◆ **WRITTEN TASK**
Single out the lines that include the word "SAFNWC". Copy them.

◆ **DATA SHOWN**
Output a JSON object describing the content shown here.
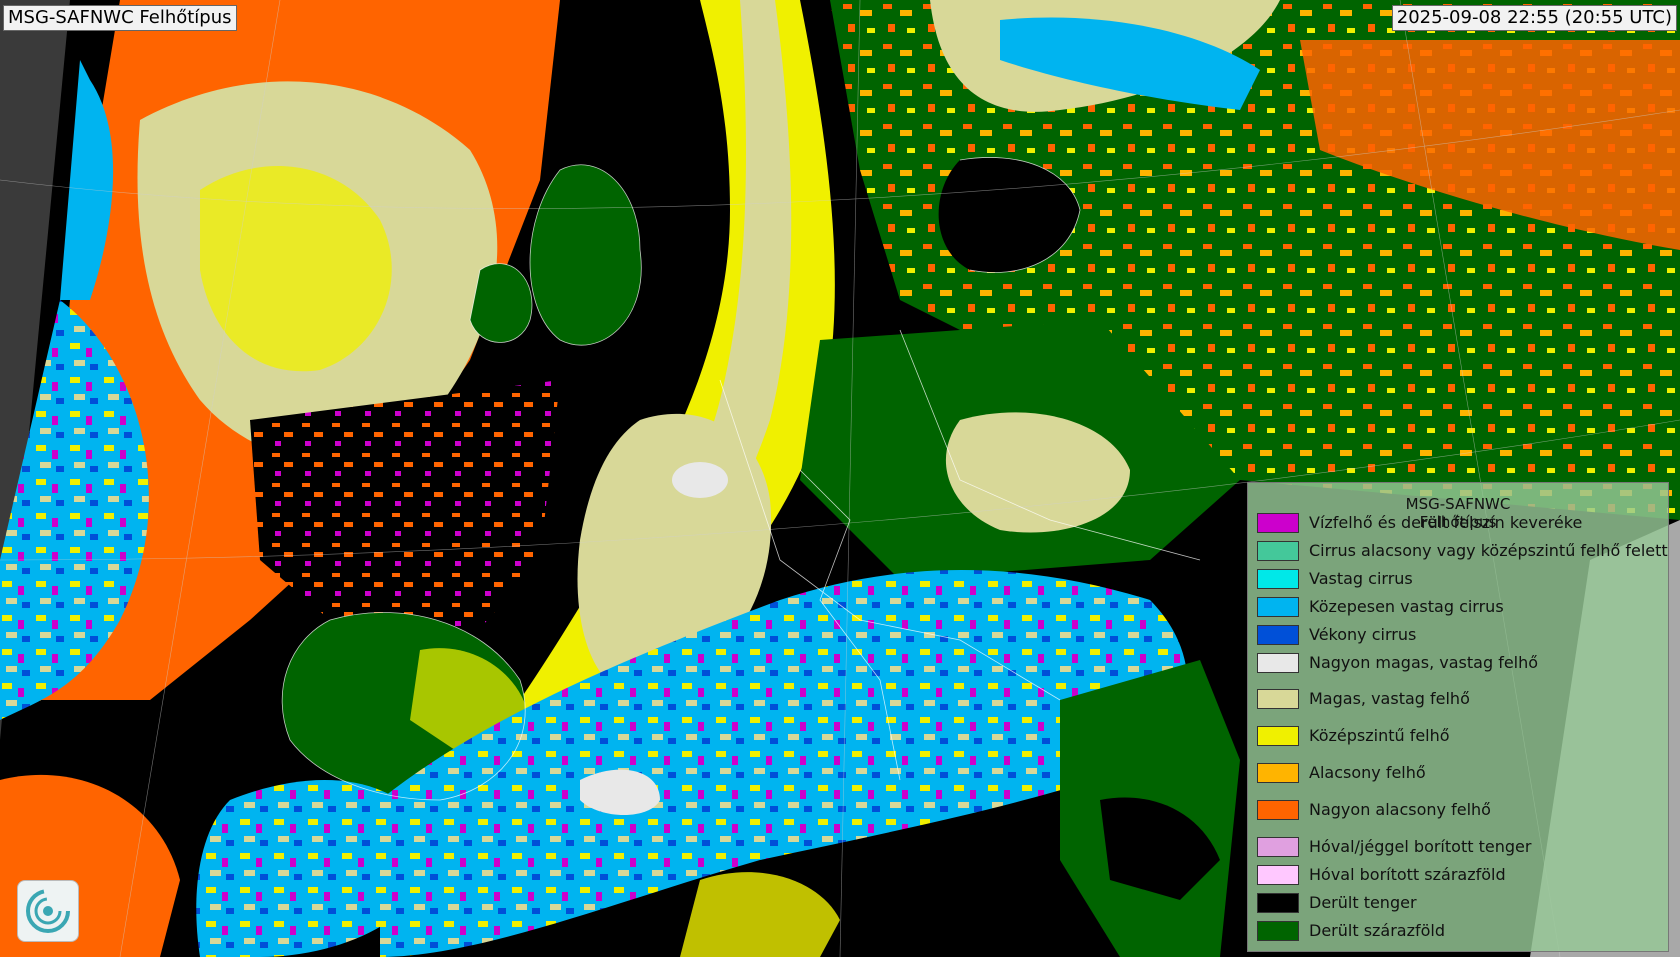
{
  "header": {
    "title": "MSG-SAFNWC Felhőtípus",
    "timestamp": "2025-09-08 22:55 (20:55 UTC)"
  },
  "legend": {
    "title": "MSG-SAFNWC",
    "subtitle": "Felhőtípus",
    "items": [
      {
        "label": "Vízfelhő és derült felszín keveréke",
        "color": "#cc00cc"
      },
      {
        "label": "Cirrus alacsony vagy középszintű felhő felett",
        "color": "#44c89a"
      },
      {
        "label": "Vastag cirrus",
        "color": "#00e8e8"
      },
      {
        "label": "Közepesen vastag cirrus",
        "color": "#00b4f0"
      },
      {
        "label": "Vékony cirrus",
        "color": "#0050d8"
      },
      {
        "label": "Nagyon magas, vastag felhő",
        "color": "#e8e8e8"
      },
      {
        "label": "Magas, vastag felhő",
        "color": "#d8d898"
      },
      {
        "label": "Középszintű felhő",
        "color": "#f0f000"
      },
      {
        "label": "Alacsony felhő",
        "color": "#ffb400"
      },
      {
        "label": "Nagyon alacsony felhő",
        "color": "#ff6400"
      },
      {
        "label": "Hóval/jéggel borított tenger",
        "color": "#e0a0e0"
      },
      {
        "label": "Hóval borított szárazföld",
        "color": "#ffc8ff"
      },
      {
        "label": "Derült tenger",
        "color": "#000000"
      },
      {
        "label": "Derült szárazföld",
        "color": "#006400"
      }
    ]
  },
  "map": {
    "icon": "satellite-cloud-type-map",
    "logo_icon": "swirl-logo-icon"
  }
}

◆ **EXERCISE RESPONSE**
    "title": "MSG-SAFNWC Felhőtípus",
    "title": "MSG-SAFNWC",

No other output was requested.